■ Given records
-- START --

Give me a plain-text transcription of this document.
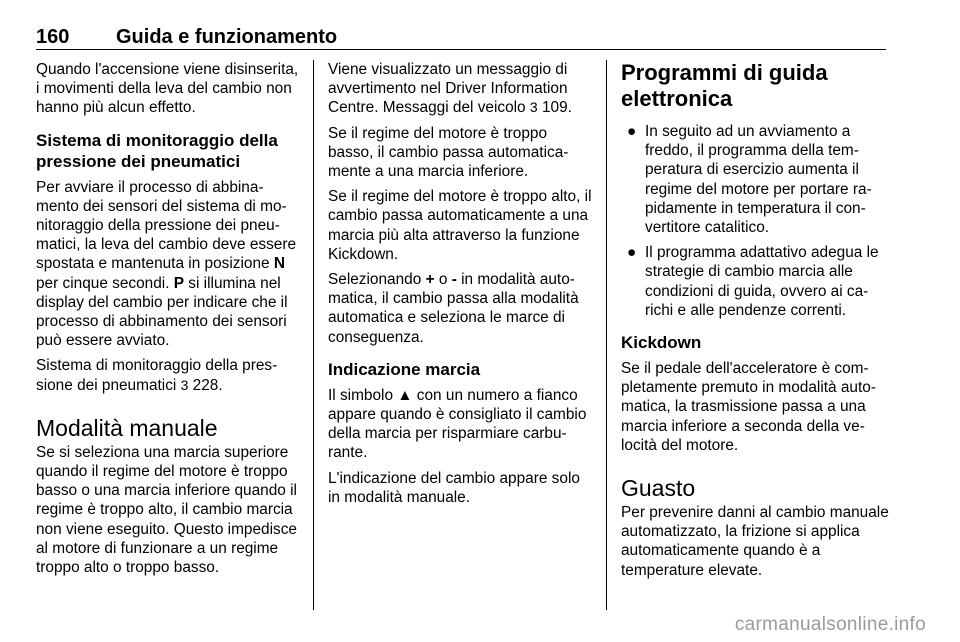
160 Guida e funzionamento

Quando l'accensione viene disinserita, i movimenti della leva del cambio non hanno più alcun effetto.

Sistema di monitoraggio della pressione dei pneumatici

Per avviare il processo di abbinamento dei sensori del sistema di monitoraggio della pressione dei pneumatici, la leva del cambio deve essere spostata e mantenuta in posizione N per cinque secondi. P si illumina nel display del cambio per indicare che il processo di abbinamento dei sensori può essere avviato.

Sistema di monitoraggio della pressione dei pneumatici 3 228.

Modalità manuale

Se si seleziona una marcia superiore quando il regime del motore è troppo basso o una marcia inferiore quando il regime è troppo alto, il cambio marcia non viene eseguito. Questo impedisce al motore di funzionare a un regime troppo alto o troppo basso.

Viene visualizzato un messaggio di avvertimento nel Driver Information Centre. Messaggi del veicolo 3 109.

Se il regime del motore è troppo basso, il cambio passa automaticamente a una marcia inferiore.

Se il regime del motore è troppo alto, il cambio passa automaticamente a una marcia più alta attraverso la funzione Kickdown.

Selezionando + o - in modalità automatica, il cambio passa alla modalità automatica e seleziona le marce di conseguenza.

Indicazione marcia

Il simbolo ▲ con un numero a fianco appare quando è consigliato il cambio della marcia per risparmiare carburante.

L'indicazione del cambio appare solo in modalità manuale.

Programmi di guida elettronica
● In seguito ad un avviamento a freddo, il programma della temperatura di esercizio aumenta il regime del motore per portare rapidamente in temperatura il convertitore catalitico.
● Il programma adattativo adegua le strategie di cambio marcia alle condizioni di guida, ovvero ai carichi e alle pendenze correnti.
Kickdown

Se il pedale dell'acceleratore è completamente premuto in modalità automatica, la trasmissione passa a una marcia inferiore a seconda della velocità del motore.

Guasto

Per prevenire danni al cambio manuale automatizzato, la frizione si applica automaticamente quando è a temperature elevate.

carmanualsonline.info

-- END --

■ Goal of the exercise
Go through the records and pull out each line that includes the word "pressione".

■ Answer for the task
Sistema di monitoraggio della pressione dei pneumatici
Per avviare il processo di abbinamento dei sensori del sistema di monitoraggio della pressione dei pneumatici, la leva del cambio deve essere spostata e mantenuta in posizione N per cinque secondi. P si illumina nel display del cambio per indicare che il processo di abbinamento dei sensori può essere avviato.
Sistema di monitoraggio della pressione dei pneumatici 3 228.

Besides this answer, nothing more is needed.